* BEGIN *
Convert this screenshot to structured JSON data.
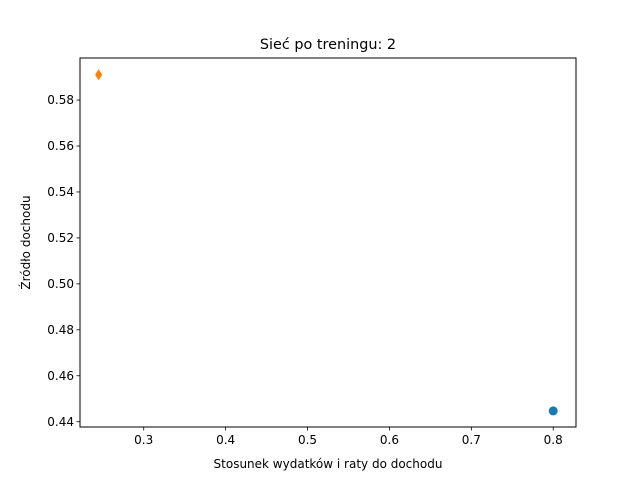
{
  "chart_data": {
    "type": "scatter",
    "title": "Sieć po treningu: 2",
    "xlabel": "Stosunek wydatków i raty do dochodu",
    "ylabel": "Źródło dochodu",
    "xlim": [
      0.2222,
      0.8278
    ],
    "ylim": [
      0.4377,
      0.5983
    ],
    "x_ticks": [
      0.3,
      0.4,
      0.5,
      0.6,
      0.7,
      0.8
    ],
    "x_tick_labels": [
      "0.3",
      "0.4",
      "0.5",
      "0.6",
      "0.7",
      "0.8"
    ],
    "y_ticks": [
      0.44,
      0.46,
      0.48,
      0.5,
      0.52,
      0.54,
      0.56,
      0.58
    ],
    "y_tick_labels": [
      "0.44",
      "0.46",
      "0.48",
      "0.50",
      "0.52",
      "0.54",
      "0.56",
      "0.58"
    ],
    "grid": false,
    "series": [
      {
        "marker": "circle",
        "color": "#1f77b4",
        "points": [
          {
            "x": 0.8,
            "y": 0.4447
          }
        ]
      },
      {
        "marker": "thin-diamond",
        "color": "#ff7f0e",
        "points": [
          {
            "x": 0.245,
            "y": 0.591
          }
        ]
      }
    ]
  }
}
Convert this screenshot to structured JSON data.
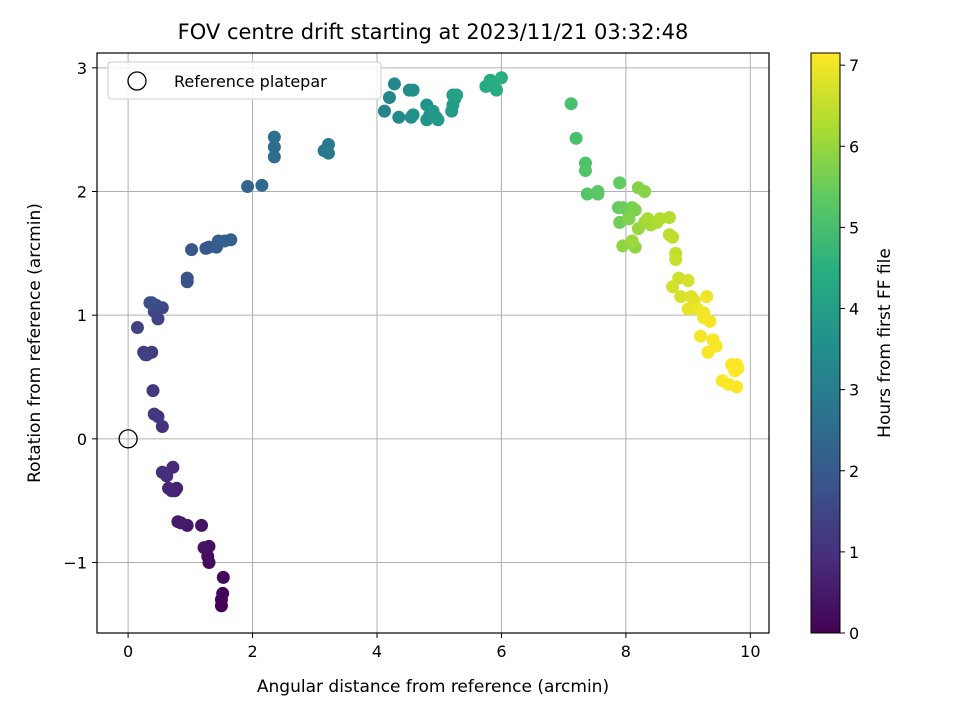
{
  "chart_data": {
    "type": "scatter",
    "title": "FOV centre drift starting at 2023/11/21 03:32:48",
    "xlabel": "Angular distance from reference (arcmin)",
    "ylabel": "Rotation from reference (arcmin)",
    "xlim": [
      -0.5,
      10.3
    ],
    "ylim": [
      -1.57,
      3.12
    ],
    "x_ticks": [
      0,
      2,
      4,
      6,
      8,
      10
    ],
    "x_tick_labels": [
      "0",
      "2",
      "4",
      "6",
      "8",
      "10"
    ],
    "y_ticks": [
      -1,
      0,
      1,
      2,
      3
    ],
    "y_tick_labels": [
      "−1",
      "0",
      "1",
      "2",
      "3"
    ],
    "grid": true,
    "legend": {
      "position": "top-left",
      "entries": [
        "Reference platepar"
      ]
    },
    "reference_point": {
      "x": 0,
      "y": 0,
      "label": "Reference platepar"
    },
    "colorbar": {
      "label": "Hours from first FF file",
      "colormap": "viridis",
      "range": [
        0,
        7.15
      ],
      "ticks": [
        0,
        1,
        2,
        3,
        4,
        5,
        6,
        7
      ],
      "tick_labels": [
        "0",
        "1",
        "2",
        "3",
        "4",
        "5",
        "6",
        "7"
      ]
    },
    "points": [
      {
        "x": 1.5,
        "y": -1.35,
        "c": 0.0
      },
      {
        "x": 1.5,
        "y": -1.3,
        "c": 0.05
      },
      {
        "x": 1.52,
        "y": -1.25,
        "c": 0.1
      },
      {
        "x": 1.53,
        "y": -1.12,
        "c": 0.15
      },
      {
        "x": 1.3,
        "y": -1.0,
        "c": 0.2
      },
      {
        "x": 1.28,
        "y": -0.95,
        "c": 0.25
      },
      {
        "x": 1.3,
        "y": -0.87,
        "c": 0.3
      },
      {
        "x": 1.22,
        "y": -0.88,
        "c": 0.35
      },
      {
        "x": 1.18,
        "y": -0.7,
        "c": 0.4
      },
      {
        "x": 0.95,
        "y": -0.7,
        "c": 0.45
      },
      {
        "x": 0.85,
        "y": -0.68,
        "c": 0.5
      },
      {
        "x": 0.8,
        "y": -0.67,
        "c": 0.55
      },
      {
        "x": 0.75,
        "y": -0.42,
        "c": 0.6
      },
      {
        "x": 0.78,
        "y": -0.4,
        "c": 0.65
      },
      {
        "x": 0.7,
        "y": -0.42,
        "c": 0.7
      },
      {
        "x": 0.65,
        "y": -0.4,
        "c": 0.75
      },
      {
        "x": 0.62,
        "y": -0.3,
        "c": 0.8
      },
      {
        "x": 0.72,
        "y": -0.23,
        "c": 0.85
      },
      {
        "x": 0.55,
        "y": -0.27,
        "c": 0.9
      },
      {
        "x": 0.6,
        "y": -0.28,
        "c": 0.95
      },
      {
        "x": 0.55,
        "y": 0.1,
        "c": 1.0
      },
      {
        "x": 0.48,
        "y": 0.18,
        "c": 1.05
      },
      {
        "x": 0.42,
        "y": 0.2,
        "c": 1.1
      },
      {
        "x": 0.4,
        "y": 0.39,
        "c": 1.15
      },
      {
        "x": 0.25,
        "y": 0.7,
        "c": 1.2
      },
      {
        "x": 0.3,
        "y": 0.68,
        "c": 1.25
      },
      {
        "x": 0.38,
        "y": 0.7,
        "c": 1.3
      },
      {
        "x": 0.28,
        "y": 0.68,
        "c": 1.35
      },
      {
        "x": 0.15,
        "y": 0.9,
        "c": 1.4
      },
      {
        "x": 0.48,
        "y": 0.97,
        "c": 1.45
      },
      {
        "x": 0.42,
        "y": 1.03,
        "c": 1.5
      },
      {
        "x": 0.55,
        "y": 1.06,
        "c": 1.55
      },
      {
        "x": 0.38,
        "y": 1.1,
        "c": 1.6
      },
      {
        "x": 0.45,
        "y": 1.08,
        "c": 1.65
      },
      {
        "x": 0.35,
        "y": 1.1,
        "c": 1.7
      },
      {
        "x": 0.95,
        "y": 1.27,
        "c": 1.8
      },
      {
        "x": 0.95,
        "y": 1.3,
        "c": 1.85
      },
      {
        "x": 1.02,
        "y": 1.53,
        "c": 1.9
      },
      {
        "x": 1.25,
        "y": 1.54,
        "c": 1.95
      },
      {
        "x": 1.3,
        "y": 1.55,
        "c": 2.0
      },
      {
        "x": 1.42,
        "y": 1.55,
        "c": 2.05
      },
      {
        "x": 1.45,
        "y": 1.6,
        "c": 2.1
      },
      {
        "x": 1.55,
        "y": 1.6,
        "c": 2.15
      },
      {
        "x": 1.65,
        "y": 1.61,
        "c": 2.2
      },
      {
        "x": 1.92,
        "y": 2.04,
        "c": 2.3
      },
      {
        "x": 2.15,
        "y": 2.05,
        "c": 2.4
      },
      {
        "x": 2.35,
        "y": 2.28,
        "c": 2.5
      },
      {
        "x": 2.35,
        "y": 2.36,
        "c": 2.55
      },
      {
        "x": 2.35,
        "y": 2.44,
        "c": 2.6
      },
      {
        "x": 3.15,
        "y": 2.33,
        "c": 2.8
      },
      {
        "x": 3.22,
        "y": 2.31,
        "c": 2.85
      },
      {
        "x": 3.22,
        "y": 2.38,
        "c": 2.9
      },
      {
        "x": 4.12,
        "y": 2.65,
        "c": 3.2
      },
      {
        "x": 4.2,
        "y": 2.76,
        "c": 3.25
      },
      {
        "x": 4.28,
        "y": 2.87,
        "c": 3.3
      },
      {
        "x": 4.35,
        "y": 2.6,
        "c": 3.35
      },
      {
        "x": 4.52,
        "y": 2.82,
        "c": 3.4
      },
      {
        "x": 4.58,
        "y": 2.82,
        "c": 3.45
      },
      {
        "x": 4.55,
        "y": 2.6,
        "c": 3.5
      },
      {
        "x": 4.58,
        "y": 2.62,
        "c": 3.55
      },
      {
        "x": 4.8,
        "y": 2.7,
        "c": 3.6
      },
      {
        "x": 4.85,
        "y": 2.62,
        "c": 3.65
      },
      {
        "x": 4.8,
        "y": 2.58,
        "c": 3.7
      },
      {
        "x": 4.9,
        "y": 2.65,
        "c": 3.75
      },
      {
        "x": 4.95,
        "y": 2.6,
        "c": 3.8
      },
      {
        "x": 4.98,
        "y": 2.58,
        "c": 3.85
      },
      {
        "x": 5.2,
        "y": 2.65,
        "c": 3.9
      },
      {
        "x": 5.22,
        "y": 2.7,
        "c": 3.95
      },
      {
        "x": 5.25,
        "y": 2.75,
        "c": 4.0
      },
      {
        "x": 5.22,
        "y": 2.78,
        "c": 4.05
      },
      {
        "x": 5.28,
        "y": 2.78,
        "c": 4.1
      },
      {
        "x": 5.75,
        "y": 2.85,
        "c": 4.3
      },
      {
        "x": 5.82,
        "y": 2.9,
        "c": 4.35
      },
      {
        "x": 5.88,
        "y": 2.88,
        "c": 4.4
      },
      {
        "x": 5.92,
        "y": 2.82,
        "c": 4.45
      },
      {
        "x": 6.0,
        "y": 2.92,
        "c": 4.5
      },
      {
        "x": 7.12,
        "y": 2.71,
        "c": 5.0
      },
      {
        "x": 7.2,
        "y": 2.43,
        "c": 5.05
      },
      {
        "x": 7.35,
        "y": 2.23,
        "c": 5.1
      },
      {
        "x": 7.35,
        "y": 2.17,
        "c": 5.15
      },
      {
        "x": 7.38,
        "y": 1.98,
        "c": 5.2
      },
      {
        "x": 7.55,
        "y": 1.98,
        "c": 5.25
      },
      {
        "x": 7.55,
        "y": 2.0,
        "c": 5.3
      },
      {
        "x": 7.9,
        "y": 2.07,
        "c": 5.4
      },
      {
        "x": 7.88,
        "y": 1.87,
        "c": 5.45
      },
      {
        "x": 7.95,
        "y": 1.87,
        "c": 5.5
      },
      {
        "x": 7.9,
        "y": 1.75,
        "c": 5.55
      },
      {
        "x": 8.05,
        "y": 1.82,
        "c": 5.6
      },
      {
        "x": 8.1,
        "y": 1.87,
        "c": 5.65
      },
      {
        "x": 8.15,
        "y": 1.85,
        "c": 5.7
      },
      {
        "x": 8.05,
        "y": 1.78,
        "c": 5.75
      },
      {
        "x": 8.2,
        "y": 2.03,
        "c": 5.8
      },
      {
        "x": 8.3,
        "y": 2.0,
        "c": 5.85
      },
      {
        "x": 7.95,
        "y": 1.56,
        "c": 5.9
      },
      {
        "x": 8.15,
        "y": 1.55,
        "c": 5.95
      },
      {
        "x": 8.2,
        "y": 1.7,
        "c": 6.0
      },
      {
        "x": 8.1,
        "y": 1.6,
        "c": 6.05
      },
      {
        "x": 8.3,
        "y": 1.75,
        "c": 6.1
      },
      {
        "x": 8.4,
        "y": 1.73,
        "c": 6.15
      },
      {
        "x": 8.35,
        "y": 1.78,
        "c": 6.2
      },
      {
        "x": 8.5,
        "y": 1.75,
        "c": 6.25
      },
      {
        "x": 8.55,
        "y": 1.78,
        "c": 6.3
      },
      {
        "x": 8.7,
        "y": 1.79,
        "c": 6.35
      },
      {
        "x": 8.7,
        "y": 1.65,
        "c": 6.4
      },
      {
        "x": 8.75,
        "y": 1.63,
        "c": 6.45
      },
      {
        "x": 8.8,
        "y": 1.5,
        "c": 6.5
      },
      {
        "x": 8.8,
        "y": 1.45,
        "c": 6.55
      },
      {
        "x": 8.85,
        "y": 1.3,
        "c": 6.6
      },
      {
        "x": 8.75,
        "y": 1.23,
        "c": 6.65
      },
      {
        "x": 9.0,
        "y": 1.28,
        "c": 6.7
      },
      {
        "x": 8.88,
        "y": 1.15,
        "c": 6.75
      },
      {
        "x": 9.05,
        "y": 1.15,
        "c": 6.8
      },
      {
        "x": 9.1,
        "y": 1.12,
        "c": 6.85
      },
      {
        "x": 9.0,
        "y": 1.05,
        "c": 6.9
      },
      {
        "x": 9.15,
        "y": 1.05,
        "c": 6.95
      },
      {
        "x": 9.25,
        "y": 1.02,
        "c": 7.0
      },
      {
        "x": 9.3,
        "y": 1.15,
        "c": 7.0
      },
      {
        "x": 9.2,
        "y": 0.83,
        "c": 7.05
      },
      {
        "x": 9.25,
        "y": 0.98,
        "c": 7.05
      },
      {
        "x": 9.35,
        "y": 0.95,
        "c": 7.05
      },
      {
        "x": 9.4,
        "y": 0.8,
        "c": 7.1
      },
      {
        "x": 9.45,
        "y": 0.75,
        "c": 7.1
      },
      {
        "x": 9.32,
        "y": 0.7,
        "c": 7.1
      },
      {
        "x": 9.55,
        "y": 0.47,
        "c": 7.12
      },
      {
        "x": 9.65,
        "y": 0.44,
        "c": 7.12
      },
      {
        "x": 9.7,
        "y": 0.6,
        "c": 7.15
      },
      {
        "x": 9.75,
        "y": 0.55,
        "c": 7.15
      },
      {
        "x": 9.8,
        "y": 0.57,
        "c": 7.15
      },
      {
        "x": 9.78,
        "y": 0.6,
        "c": 7.15
      },
      {
        "x": 9.78,
        "y": 0.42,
        "c": 7.15
      }
    ]
  }
}
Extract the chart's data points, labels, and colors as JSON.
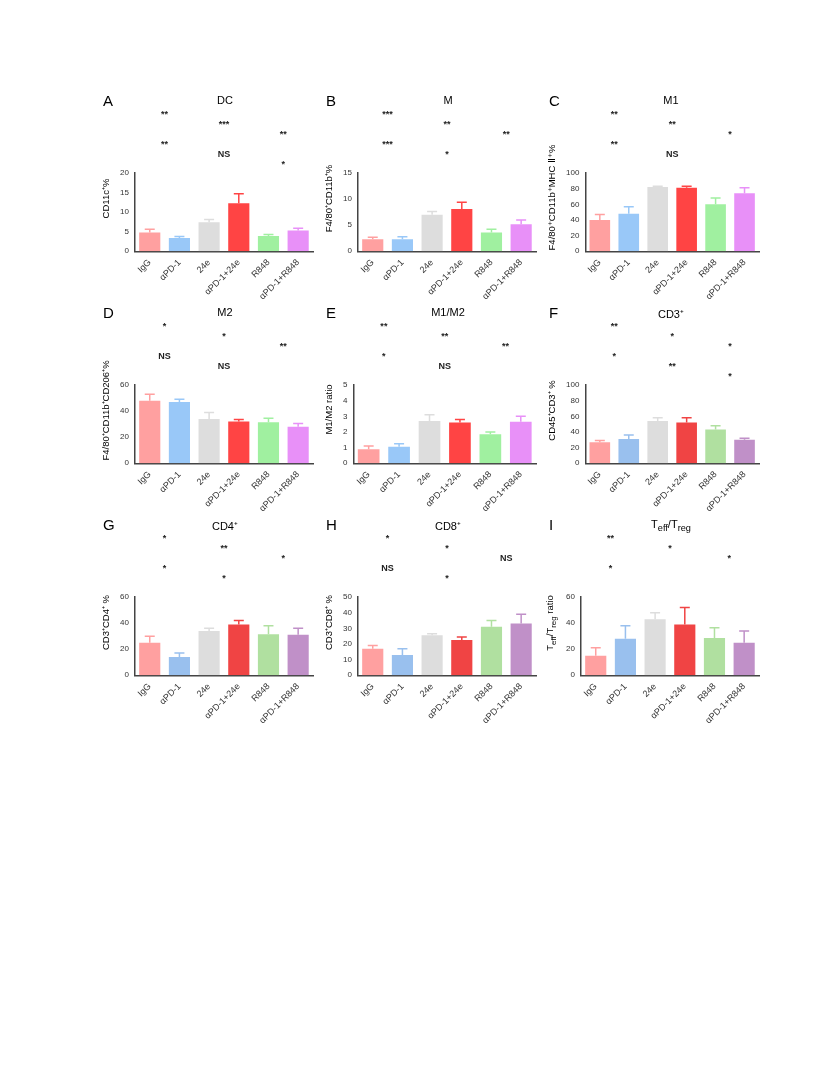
{
  "chart_data": [
    {
      "type": "bar",
      "title": "DC",
      "ylabel": "CD11c⁺%",
      "categories": [
        "IgG",
        "αPD-1",
        "24e",
        "αPD-1+24e",
        "R848",
        "αPD-1+R848"
      ],
      "values": [
        4.8,
        3.4,
        7.4,
        12.3,
        3.9,
        5.3
      ],
      "errors": [
        [
          4.8,
          5.6
        ],
        [
          3.4,
          3.8
        ],
        [
          7.4,
          8.1
        ],
        [
          12.3,
          14.7
        ],
        [
          3.9,
          4.3
        ],
        [
          5.3,
          5.9
        ]
      ],
      "colors": [
        "#ffa0a0",
        "#99c8f8",
        "#dddddd",
        "#ff4444",
        "#a0f0a0",
        "#e890f8"
      ],
      "ylim": [
        0,
        20
      ],
      "yticks": [
        0,
        5,
        10,
        15,
        20
      ],
      "grid": false,
      "legend": false,
      "annotations": [
        "A",
        "**",
        "***",
        "**",
        "**",
        "NS",
        "*"
      ]
    },
    {
      "type": "bar",
      "title": "M",
      "ylabel": "F4/80⁺CD11b⁺%",
      "categories": [
        "IgG",
        "αPD-1",
        "24e",
        "αPD-1+24e",
        "R848",
        "αPD-1+R848"
      ],
      "values": [
        2.3,
        2.3,
        7.0,
        8.1,
        3.6,
        5.2
      ],
      "errors": [
        [
          2.3,
          2.7
        ],
        [
          2.3,
          2.8
        ],
        [
          7.0,
          7.6
        ],
        [
          8.1,
          9.4
        ],
        [
          3.6,
          4.2
        ],
        [
          5.2,
          6.0
        ]
      ],
      "colors": [
        "#ffa0a0",
        "#99c8f8",
        "#dddddd",
        "#ff4444",
        "#a0f0a0",
        "#e890f8"
      ],
      "ylim": [
        0,
        15
      ],
      "yticks": [
        0,
        5,
        10,
        15
      ],
      "grid": false,
      "legend": false,
      "annotations": [
        "B",
        "***",
        "**",
        "**",
        "***",
        "*"
      ]
    },
    {
      "type": "bar",
      "title": "M1",
      "ylabel": "F4/80⁺CD11b⁺MHC Ⅱ⁺%",
      "categories": [
        "IgG",
        "αPD-1",
        "24e",
        "αPD-1+24e",
        "R848",
        "αPD-1+R848"
      ],
      "values": [
        40,
        48,
        82,
        81,
        60,
        74
      ],
      "errors": [
        [
          40,
          47
        ],
        [
          48,
          57
        ],
        [
          82,
          83
        ],
        [
          81,
          83
        ],
        [
          60,
          68
        ],
        [
          74,
          81
        ]
      ],
      "colors": [
        "#ffa0a0",
        "#99c8f8",
        "#dddddd",
        "#ff4444",
        "#a0f0a0",
        "#e890f8"
      ],
      "ylim": [
        0,
        100
      ],
      "yticks": [
        0,
        20,
        40,
        60,
        80,
        100
      ],
      "grid": false,
      "legend": false,
      "annotations": [
        "C",
        "**",
        "**",
        "*",
        "**",
        "NS"
      ]
    },
    {
      "type": "bar",
      "title": "M2",
      "ylabel": "F4/80⁺CD11b⁺CD206⁺%",
      "categories": [
        "IgG",
        "αPD-1",
        "24e",
        "αPD-1+24e",
        "R848",
        "αPD-1+R848"
      ],
      "values": [
        48,
        47,
        34,
        32,
        31.5,
        28
      ],
      "errors": [
        [
          48,
          53
        ],
        [
          47,
          49
        ],
        [
          34,
          39
        ],
        [
          32,
          33.5
        ],
        [
          31.5,
          34.5
        ],
        [
          28,
          30.5
        ]
      ],
      "colors": [
        "#ffa0a0",
        "#99c8f8",
        "#dddddd",
        "#ff4444",
        "#a0f0a0",
        "#e890f8"
      ],
      "ylim": [
        0,
        60
      ],
      "yticks": [
        0,
        20,
        40,
        60
      ],
      "grid": false,
      "legend": false,
      "annotations": [
        "D",
        "*",
        "*",
        "**",
        "NS",
        "NS"
      ]
    },
    {
      "type": "bar",
      "title": "M1/M2",
      "ylabel": "M1/M2 ratio",
      "categories": [
        "IgG",
        "αPD-1",
        "24e",
        "αPD-1+24e",
        "R848",
        "αPD-1+R848"
      ],
      "values": [
        0.9,
        1.05,
        2.7,
        2.6,
        1.85,
        2.65
      ],
      "errors": [
        [
          0.9,
          1.1
        ],
        [
          1.05,
          1.25
        ],
        [
          2.7,
          3.1
        ],
        [
          2.6,
          2.8
        ],
        [
          1.85,
          2.0
        ],
        [
          2.65,
          3.0
        ]
      ],
      "colors": [
        "#ffa0a0",
        "#99c8f8",
        "#dddddd",
        "#ff4444",
        "#a0f0a0",
        "#e890f8"
      ],
      "ylim": [
        0,
        5
      ],
      "yticks": [
        0,
        1,
        2,
        3,
        4,
        5
      ],
      "grid": false,
      "legend": false,
      "annotations": [
        "E",
        "**",
        "**",
        "**",
        "*",
        "NS"
      ]
    },
    {
      "type": "bar",
      "title": "CD3⁺",
      "ylabel": "CD45⁺CD3⁺ %",
      "categories": [
        "IgG",
        "αPD-1",
        "24e",
        "αPD-1+24e",
        "R848",
        "αPD-1+R848"
      ],
      "values": [
        27,
        31,
        54,
        52,
        43,
        30
      ],
      "errors": [
        [
          27,
          29
        ],
        [
          31,
          36
        ],
        [
          54,
          58
        ],
        [
          52,
          58
        ],
        [
          43,
          48
        ],
        [
          30,
          32
        ]
      ],
      "colors": [
        "#ffa0a0",
        "#99c0ee",
        "#dddddd",
        "#f04444",
        "#b0e0a0",
        "#c090c8"
      ],
      "ylim": [
        0,
        100
      ],
      "yticks": [
        0,
        20,
        40,
        60,
        80,
        100
      ],
      "grid": false,
      "legend": false,
      "annotations": [
        "F",
        "**",
        "*",
        "*",
        "*",
        "**",
        "*"
      ]
    },
    {
      "type": "bar",
      "title": "CD4⁺",
      "ylabel": "CD3⁺CD4⁺ %",
      "categories": [
        "IgG",
        "αPD-1",
        "24e",
        "αPD-1+24e",
        "R848",
        "αPD-1+R848"
      ],
      "values": [
        25,
        14,
        34,
        39,
        31.5,
        31
      ],
      "errors": [
        [
          25,
          30
        ],
        [
          14,
          17
        ],
        [
          34,
          36
        ],
        [
          39,
          42
        ],
        [
          31.5,
          38
        ],
        [
          31,
          36
        ]
      ],
      "colors": [
        "#ffa0a0",
        "#99c0ee",
        "#dddddd",
        "#f04444",
        "#b0e0a0",
        "#c090c8"
      ],
      "ylim": [
        0,
        60
      ],
      "yticks": [
        0,
        20,
        40,
        60
      ],
      "grid": false,
      "legend": false,
      "annotations": [
        "G",
        "*",
        "**",
        "*",
        "*",
        "*"
      ]
    },
    {
      "type": "bar",
      "title": "CD8⁺",
      "ylabel": "CD3⁺CD8⁺ %",
      "categories": [
        "IgG",
        "αPD-1",
        "24e",
        "αPD-1+24e",
        "R848",
        "αPD-1+R848"
      ],
      "values": [
        17,
        13,
        25.5,
        22.5,
        31,
        33
      ],
      "errors": [
        [
          17,
          19
        ],
        [
          13,
          17
        ],
        [
          25.5,
          26.5
        ],
        [
          22.5,
          24.5
        ],
        [
          31,
          35
        ],
        [
          33,
          39
        ]
      ],
      "colors": [
        "#ffa0a0",
        "#99c0ee",
        "#dddddd",
        "#f04444",
        "#b0e0a0",
        "#c090c8"
      ],
      "ylim": [
        0,
        50
      ],
      "yticks": [
        0,
        10,
        20,
        30,
        40,
        50
      ],
      "grid": false,
      "legend": false,
      "annotations": [
        "H",
        "*",
        "*",
        "NS",
        "NS",
        "*"
      ]
    },
    {
      "type": "bar",
      "title": "T$_{eff}$/T$_{reg}$",
      "ylabel": "T$_{eff}$/T$_{reg}$ ratio",
      "categories": [
        "IgG",
        "αPD-1",
        "24e",
        "αPD-1+24e",
        "R848",
        "αPD-1+R848"
      ],
      "values": [
        15,
        28,
        43,
        39,
        28.5,
        25
      ],
      "errors": [
        [
          15,
          21
        ],
        [
          28,
          38
        ],
        [
          43,
          48
        ],
        [
          39,
          52
        ],
        [
          28.5,
          36.5
        ],
        [
          25,
          34
        ]
      ],
      "colors": [
        "#ffa0a0",
        "#99c0ee",
        "#dddddd",
        "#f04444",
        "#b0e0a0",
        "#c090c8"
      ],
      "ylim": [
        0,
        60
      ],
      "yticks": [
        0,
        20,
        40,
        60
      ],
      "grid": false,
      "legend": false,
      "annotations": [
        "I",
        "**",
        "*",
        "*",
        "*"
      ]
    }
  ]
}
* END *
- [WRITTEN EXERCISE]:
Check each line of the records for the string "from" and state how many lines contain it. Give only the number.

- [RESULT OF THE EXERCISE]:
3